Blix will send a letter to Iraq on Friday with his decisions, said Ewen Buchanan, spokesman for the chief inspector. 

It was not certain whether Blix would also recommend the destruction of 380 illegally imported rocket engines, which could be used for the Al Samoud 2. 

Destroying the Al Samouds would present a serious dilemma for the government: It would be giving up a valuable weapons system just as it faces the possibility of a U.S.-led invasion, but if it doesn't destroy the missiles it will be accused of failing to cooperate with U.N. inspectors. 

The United States has demanded the destruction of missiles and any other components that exceed the 150-kilometer, or 93-mile, missile range set by a 1991 Security Council resolution. 

A U.S. official in Washington said a new U.N. resolution that would give a green light to use military force to disarm Iraq was expected to be presented to the Security Council on Monday, but the timetable might slip by a day or two. 

Britain's U.N. Ambassador Jeremy Greenstock said he expects Blix and nuclear chief Mohamed ElBaradei to report to the council on Iraq's cooperation before the resolution is put to a vote. Diplomats and U.N. officials said March 7 has been "penciled in" as the likely date for that briefing.

■ **Extracted entries**
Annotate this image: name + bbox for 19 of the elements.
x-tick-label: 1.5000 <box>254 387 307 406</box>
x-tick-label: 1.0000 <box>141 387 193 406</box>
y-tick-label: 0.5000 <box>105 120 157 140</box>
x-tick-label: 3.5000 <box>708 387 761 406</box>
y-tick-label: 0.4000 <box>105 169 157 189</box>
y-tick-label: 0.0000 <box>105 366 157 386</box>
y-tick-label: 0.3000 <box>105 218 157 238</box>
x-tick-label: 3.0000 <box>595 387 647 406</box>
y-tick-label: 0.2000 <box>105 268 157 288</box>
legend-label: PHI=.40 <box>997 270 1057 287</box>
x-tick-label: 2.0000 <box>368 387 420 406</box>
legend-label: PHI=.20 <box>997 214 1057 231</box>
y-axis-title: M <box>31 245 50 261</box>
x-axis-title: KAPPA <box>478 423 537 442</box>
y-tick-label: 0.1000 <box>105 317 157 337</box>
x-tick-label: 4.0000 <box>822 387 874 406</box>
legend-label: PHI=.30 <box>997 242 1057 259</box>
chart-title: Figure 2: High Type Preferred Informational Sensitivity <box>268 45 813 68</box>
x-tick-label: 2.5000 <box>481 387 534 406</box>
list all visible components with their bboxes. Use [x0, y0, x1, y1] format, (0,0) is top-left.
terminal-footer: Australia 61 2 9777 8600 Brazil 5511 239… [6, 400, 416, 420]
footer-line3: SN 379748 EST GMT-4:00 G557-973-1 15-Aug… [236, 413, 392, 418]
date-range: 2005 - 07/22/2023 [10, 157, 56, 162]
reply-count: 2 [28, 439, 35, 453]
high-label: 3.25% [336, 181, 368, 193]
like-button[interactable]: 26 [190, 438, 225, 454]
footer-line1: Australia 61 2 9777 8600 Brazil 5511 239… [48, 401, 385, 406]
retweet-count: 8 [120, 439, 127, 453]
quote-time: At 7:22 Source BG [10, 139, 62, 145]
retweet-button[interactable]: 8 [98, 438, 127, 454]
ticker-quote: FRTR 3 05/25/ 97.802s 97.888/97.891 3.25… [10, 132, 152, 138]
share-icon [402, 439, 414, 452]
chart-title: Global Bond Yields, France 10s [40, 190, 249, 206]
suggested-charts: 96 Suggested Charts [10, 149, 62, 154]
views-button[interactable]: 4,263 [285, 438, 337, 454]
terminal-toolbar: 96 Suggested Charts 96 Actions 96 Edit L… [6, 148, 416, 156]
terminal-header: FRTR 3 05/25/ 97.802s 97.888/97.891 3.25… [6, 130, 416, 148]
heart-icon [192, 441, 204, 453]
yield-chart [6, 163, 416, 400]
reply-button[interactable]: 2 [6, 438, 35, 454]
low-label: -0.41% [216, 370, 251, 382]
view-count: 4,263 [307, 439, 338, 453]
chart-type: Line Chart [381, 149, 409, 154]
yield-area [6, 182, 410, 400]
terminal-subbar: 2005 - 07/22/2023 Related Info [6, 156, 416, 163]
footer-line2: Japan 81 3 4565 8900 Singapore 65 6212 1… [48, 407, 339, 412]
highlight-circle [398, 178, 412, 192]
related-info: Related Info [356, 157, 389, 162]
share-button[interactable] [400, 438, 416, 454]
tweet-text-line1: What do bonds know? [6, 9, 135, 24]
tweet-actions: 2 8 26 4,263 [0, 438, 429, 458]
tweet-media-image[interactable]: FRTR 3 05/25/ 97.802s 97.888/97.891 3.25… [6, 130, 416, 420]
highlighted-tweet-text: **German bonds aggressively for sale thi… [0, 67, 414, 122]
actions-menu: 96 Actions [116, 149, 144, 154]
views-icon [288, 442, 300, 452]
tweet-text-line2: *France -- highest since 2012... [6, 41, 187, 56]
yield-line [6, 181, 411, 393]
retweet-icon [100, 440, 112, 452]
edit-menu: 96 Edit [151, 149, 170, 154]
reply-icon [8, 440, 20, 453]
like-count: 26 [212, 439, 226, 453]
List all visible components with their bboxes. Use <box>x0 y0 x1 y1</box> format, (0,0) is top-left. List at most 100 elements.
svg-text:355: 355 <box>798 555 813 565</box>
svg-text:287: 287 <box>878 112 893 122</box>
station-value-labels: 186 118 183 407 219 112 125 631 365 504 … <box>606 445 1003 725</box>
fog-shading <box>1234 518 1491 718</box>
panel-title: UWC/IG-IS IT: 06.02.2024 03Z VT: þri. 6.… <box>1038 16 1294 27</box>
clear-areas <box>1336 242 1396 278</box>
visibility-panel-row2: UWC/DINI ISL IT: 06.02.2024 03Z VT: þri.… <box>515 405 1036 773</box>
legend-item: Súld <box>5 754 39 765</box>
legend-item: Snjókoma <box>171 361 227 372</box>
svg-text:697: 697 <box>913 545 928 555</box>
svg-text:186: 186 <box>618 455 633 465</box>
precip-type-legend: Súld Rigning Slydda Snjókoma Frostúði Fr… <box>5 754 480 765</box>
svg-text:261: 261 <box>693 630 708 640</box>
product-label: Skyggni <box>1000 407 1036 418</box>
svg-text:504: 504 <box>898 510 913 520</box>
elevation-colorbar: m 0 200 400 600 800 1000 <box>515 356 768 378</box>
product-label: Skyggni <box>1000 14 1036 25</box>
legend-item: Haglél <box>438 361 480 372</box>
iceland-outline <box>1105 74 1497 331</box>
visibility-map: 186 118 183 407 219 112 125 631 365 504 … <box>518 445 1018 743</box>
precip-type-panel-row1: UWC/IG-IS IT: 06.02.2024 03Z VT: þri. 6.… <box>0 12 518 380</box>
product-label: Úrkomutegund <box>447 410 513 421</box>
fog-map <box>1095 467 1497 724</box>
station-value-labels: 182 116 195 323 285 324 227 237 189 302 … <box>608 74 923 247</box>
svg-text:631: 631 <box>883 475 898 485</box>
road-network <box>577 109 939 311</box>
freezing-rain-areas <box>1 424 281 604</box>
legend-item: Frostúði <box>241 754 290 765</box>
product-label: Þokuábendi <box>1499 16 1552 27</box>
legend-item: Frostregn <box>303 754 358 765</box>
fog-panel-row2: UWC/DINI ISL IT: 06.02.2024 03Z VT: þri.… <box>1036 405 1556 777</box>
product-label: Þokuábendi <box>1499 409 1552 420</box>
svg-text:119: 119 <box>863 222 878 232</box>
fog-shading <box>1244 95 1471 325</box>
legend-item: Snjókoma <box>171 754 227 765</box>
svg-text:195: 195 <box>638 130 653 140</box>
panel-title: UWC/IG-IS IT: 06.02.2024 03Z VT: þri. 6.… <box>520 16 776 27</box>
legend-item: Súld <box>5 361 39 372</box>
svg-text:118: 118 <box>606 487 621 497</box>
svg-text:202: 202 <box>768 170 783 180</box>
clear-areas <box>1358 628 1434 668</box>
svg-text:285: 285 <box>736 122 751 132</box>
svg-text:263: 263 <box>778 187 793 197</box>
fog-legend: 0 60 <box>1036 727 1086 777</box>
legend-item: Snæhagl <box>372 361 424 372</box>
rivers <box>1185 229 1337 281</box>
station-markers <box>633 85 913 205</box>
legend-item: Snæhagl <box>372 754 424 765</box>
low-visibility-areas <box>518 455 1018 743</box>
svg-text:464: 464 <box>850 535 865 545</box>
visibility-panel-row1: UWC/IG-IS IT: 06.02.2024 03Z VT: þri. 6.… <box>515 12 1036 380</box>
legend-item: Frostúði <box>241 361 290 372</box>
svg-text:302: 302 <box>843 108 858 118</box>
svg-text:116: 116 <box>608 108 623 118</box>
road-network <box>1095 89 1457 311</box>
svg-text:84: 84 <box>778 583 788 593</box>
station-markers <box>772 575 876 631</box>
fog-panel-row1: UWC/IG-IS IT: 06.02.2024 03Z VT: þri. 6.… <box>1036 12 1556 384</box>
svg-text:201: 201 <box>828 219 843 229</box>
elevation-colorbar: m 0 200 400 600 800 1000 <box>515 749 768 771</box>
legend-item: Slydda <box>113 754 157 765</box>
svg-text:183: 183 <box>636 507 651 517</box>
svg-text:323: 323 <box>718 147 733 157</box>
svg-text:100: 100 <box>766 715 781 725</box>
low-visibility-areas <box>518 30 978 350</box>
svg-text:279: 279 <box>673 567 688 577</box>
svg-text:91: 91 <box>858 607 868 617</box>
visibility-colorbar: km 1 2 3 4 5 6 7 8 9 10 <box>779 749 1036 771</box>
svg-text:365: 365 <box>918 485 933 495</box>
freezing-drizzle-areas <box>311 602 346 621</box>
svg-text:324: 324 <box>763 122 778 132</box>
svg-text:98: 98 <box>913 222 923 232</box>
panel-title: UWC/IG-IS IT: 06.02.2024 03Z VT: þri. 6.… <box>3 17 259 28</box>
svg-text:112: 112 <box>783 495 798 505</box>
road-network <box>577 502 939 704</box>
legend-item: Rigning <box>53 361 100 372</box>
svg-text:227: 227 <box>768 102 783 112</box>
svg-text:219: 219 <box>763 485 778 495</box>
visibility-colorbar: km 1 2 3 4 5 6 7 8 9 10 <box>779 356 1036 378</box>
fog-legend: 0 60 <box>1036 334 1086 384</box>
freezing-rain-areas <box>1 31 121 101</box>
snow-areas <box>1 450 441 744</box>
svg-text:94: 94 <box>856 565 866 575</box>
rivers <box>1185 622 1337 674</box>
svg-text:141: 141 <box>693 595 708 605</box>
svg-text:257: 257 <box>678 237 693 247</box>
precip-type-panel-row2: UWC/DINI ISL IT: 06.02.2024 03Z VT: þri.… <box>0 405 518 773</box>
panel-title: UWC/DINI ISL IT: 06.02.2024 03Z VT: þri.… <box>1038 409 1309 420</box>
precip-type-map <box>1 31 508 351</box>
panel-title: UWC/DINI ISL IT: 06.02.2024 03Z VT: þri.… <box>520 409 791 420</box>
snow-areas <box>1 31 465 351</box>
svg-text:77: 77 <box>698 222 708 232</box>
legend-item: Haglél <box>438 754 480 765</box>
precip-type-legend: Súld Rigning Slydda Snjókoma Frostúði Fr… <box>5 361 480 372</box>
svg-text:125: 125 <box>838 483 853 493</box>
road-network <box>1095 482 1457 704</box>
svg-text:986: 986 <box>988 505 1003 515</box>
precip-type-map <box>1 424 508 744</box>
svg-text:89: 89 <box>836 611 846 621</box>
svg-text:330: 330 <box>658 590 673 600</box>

■ **Work task A**
Name every person mentioned by name in the Iraq inspections extract.
■ **Work task B**
Write a few more sentences of the Iraq inspections extract, continuing after its last sentence.
The listing has nothing to do with the Iraq inspections extract.

■ **Task answer A**
Blix
Ewen Buchanan
Jeremy Greenstock
Mohamed ElBaradei

■ **Task answer B**
The United Nations joined the United States and Britain on Thursday in saying that Saddam is still not cooperating fully with inspectors despite Iraq's go-ahead for surveillance flights and hand-over of new lists of scientists. 

Since Blix and ElBaradei reported to the Security Council on Friday, Al-Douri said his government has sent letters to Blix asking when surveillance flights by French Mirage aircraft and Russian Antonovs will begin and following up on an offer to let U.N. experts analyze the ground where anthrax and VX nerve agent were destroyed. 

An American U-2 spy plane flew over Iraq on Monday for the first time in support of the U.N. inspectors, and Iraq said a second U-2 flight took place on Thursday. 

Iraq also gave U.N. inspectors the names of people who took part in the destruction of banned materials from its biological weapons and missile programs in the early 1990s, Buchanan said. It previously handed over names of people involved in chemical programs. 

In its semiannual report to U.N. inspectors in October, and again in its 12,000-page weapons declaration on Dec. 7, Iraq declared that 13 of the 40 tests of the Al Samoud 2 had gone beyond the 93-mile limit. 

Last week, Blix told the Security Council that a panel of international experts he invited to study the missile issue concluded that the Al Samoud 2 exceeds the limit. The experts also concluded that casting chambers which previous inspectors destroyed - but Iraq rebuilt - could still be used to produce motors for missiles capable of ranges "significantly greater" than 93 miles. 

The experts said they needed more data on another missile, the Al Fatah, which Iraq also reported had gone beyond the limit in some tests. Blix's letter is expected to ask Iraq for this information.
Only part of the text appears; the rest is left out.